##### Data for this exercise #####

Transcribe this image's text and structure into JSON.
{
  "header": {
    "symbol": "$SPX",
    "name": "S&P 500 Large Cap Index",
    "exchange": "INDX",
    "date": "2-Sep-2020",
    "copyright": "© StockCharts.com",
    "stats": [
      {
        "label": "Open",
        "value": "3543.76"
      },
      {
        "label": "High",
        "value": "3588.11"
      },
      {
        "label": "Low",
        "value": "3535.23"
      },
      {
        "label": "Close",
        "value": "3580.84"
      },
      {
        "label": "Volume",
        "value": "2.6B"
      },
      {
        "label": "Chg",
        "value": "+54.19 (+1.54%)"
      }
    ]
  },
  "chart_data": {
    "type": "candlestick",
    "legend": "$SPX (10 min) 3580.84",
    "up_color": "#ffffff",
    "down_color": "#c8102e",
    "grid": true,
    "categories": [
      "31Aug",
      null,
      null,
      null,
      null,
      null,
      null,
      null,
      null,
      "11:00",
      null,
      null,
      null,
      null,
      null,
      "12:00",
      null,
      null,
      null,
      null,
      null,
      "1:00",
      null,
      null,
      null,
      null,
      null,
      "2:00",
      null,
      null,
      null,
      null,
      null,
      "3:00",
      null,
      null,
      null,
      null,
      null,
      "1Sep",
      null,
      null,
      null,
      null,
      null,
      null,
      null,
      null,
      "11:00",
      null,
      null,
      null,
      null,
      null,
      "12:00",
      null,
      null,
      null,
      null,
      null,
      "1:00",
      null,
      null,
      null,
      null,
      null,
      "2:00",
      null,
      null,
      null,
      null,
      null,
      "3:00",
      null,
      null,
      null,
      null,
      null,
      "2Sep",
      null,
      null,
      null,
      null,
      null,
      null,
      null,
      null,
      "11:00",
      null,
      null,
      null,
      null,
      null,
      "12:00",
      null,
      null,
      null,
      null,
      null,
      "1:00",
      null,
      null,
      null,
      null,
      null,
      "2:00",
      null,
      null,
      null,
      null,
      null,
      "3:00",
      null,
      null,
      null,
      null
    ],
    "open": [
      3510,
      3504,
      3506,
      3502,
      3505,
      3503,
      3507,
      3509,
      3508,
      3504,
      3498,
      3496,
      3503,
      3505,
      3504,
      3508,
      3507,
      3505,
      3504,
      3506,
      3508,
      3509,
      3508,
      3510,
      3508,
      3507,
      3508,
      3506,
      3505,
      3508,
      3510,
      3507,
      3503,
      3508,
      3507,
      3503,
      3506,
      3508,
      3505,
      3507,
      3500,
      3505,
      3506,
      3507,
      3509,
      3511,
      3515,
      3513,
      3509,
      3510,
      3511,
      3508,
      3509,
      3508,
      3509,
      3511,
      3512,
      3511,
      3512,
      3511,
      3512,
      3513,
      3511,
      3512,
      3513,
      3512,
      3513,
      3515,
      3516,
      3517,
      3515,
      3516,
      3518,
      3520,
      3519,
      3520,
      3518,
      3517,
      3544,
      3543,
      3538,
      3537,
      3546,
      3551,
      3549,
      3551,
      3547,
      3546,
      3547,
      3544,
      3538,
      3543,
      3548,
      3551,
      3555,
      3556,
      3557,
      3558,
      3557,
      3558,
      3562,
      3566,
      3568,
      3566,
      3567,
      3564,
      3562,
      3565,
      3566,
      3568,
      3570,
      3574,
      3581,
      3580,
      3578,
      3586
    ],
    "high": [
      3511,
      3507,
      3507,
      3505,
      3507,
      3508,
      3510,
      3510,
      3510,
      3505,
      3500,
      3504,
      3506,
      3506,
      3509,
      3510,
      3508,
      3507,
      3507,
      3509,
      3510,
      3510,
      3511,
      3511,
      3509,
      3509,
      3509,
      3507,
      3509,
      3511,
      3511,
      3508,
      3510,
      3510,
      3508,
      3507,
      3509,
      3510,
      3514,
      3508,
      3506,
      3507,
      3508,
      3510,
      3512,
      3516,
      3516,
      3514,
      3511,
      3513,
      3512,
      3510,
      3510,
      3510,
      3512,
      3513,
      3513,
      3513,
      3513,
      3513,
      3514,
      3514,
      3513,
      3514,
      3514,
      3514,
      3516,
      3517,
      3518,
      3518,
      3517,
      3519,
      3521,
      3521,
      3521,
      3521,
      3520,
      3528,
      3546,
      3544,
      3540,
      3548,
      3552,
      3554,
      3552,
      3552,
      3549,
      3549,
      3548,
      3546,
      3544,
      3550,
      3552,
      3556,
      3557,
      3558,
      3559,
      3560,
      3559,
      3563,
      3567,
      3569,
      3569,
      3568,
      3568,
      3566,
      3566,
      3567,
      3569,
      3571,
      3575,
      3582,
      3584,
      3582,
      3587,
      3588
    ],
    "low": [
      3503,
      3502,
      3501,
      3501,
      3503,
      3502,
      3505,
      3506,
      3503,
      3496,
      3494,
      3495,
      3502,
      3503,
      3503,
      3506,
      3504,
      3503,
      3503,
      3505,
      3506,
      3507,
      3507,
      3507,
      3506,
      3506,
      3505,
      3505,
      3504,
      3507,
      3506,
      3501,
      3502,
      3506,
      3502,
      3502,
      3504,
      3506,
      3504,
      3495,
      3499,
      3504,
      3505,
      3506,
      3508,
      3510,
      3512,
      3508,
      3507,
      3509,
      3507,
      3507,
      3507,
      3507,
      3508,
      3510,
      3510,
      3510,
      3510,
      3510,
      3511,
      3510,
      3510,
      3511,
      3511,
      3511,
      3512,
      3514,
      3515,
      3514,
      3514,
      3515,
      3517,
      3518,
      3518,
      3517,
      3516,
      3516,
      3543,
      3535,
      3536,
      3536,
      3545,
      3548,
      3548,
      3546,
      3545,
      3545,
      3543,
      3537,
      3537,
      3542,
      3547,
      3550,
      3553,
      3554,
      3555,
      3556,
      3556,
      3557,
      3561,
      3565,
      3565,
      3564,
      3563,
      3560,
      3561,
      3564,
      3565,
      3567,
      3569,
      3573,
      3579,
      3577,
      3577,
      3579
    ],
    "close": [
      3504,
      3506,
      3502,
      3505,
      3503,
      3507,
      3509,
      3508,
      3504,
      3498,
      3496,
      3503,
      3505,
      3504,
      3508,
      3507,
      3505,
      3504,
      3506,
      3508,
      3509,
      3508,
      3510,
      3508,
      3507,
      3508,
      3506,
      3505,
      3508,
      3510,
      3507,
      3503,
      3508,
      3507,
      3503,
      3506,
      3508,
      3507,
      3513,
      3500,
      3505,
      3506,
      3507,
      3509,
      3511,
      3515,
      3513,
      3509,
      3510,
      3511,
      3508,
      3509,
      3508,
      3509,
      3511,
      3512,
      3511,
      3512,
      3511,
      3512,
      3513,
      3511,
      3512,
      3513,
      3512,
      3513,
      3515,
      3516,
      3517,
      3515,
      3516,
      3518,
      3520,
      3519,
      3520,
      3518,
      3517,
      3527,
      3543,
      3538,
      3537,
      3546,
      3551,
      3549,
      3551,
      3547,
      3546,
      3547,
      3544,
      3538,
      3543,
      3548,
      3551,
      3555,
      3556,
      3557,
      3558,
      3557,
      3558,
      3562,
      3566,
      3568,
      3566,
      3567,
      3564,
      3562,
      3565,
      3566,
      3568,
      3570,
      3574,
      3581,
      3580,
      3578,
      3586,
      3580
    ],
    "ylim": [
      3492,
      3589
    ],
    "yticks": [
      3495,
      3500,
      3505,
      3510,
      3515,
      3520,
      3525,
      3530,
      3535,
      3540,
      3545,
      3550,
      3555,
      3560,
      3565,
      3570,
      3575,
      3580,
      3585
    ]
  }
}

#####

__Exercise objective__: Identify how many lines in the entries above include the string "value", then state that number alone.

__Solution to this exercise__: 6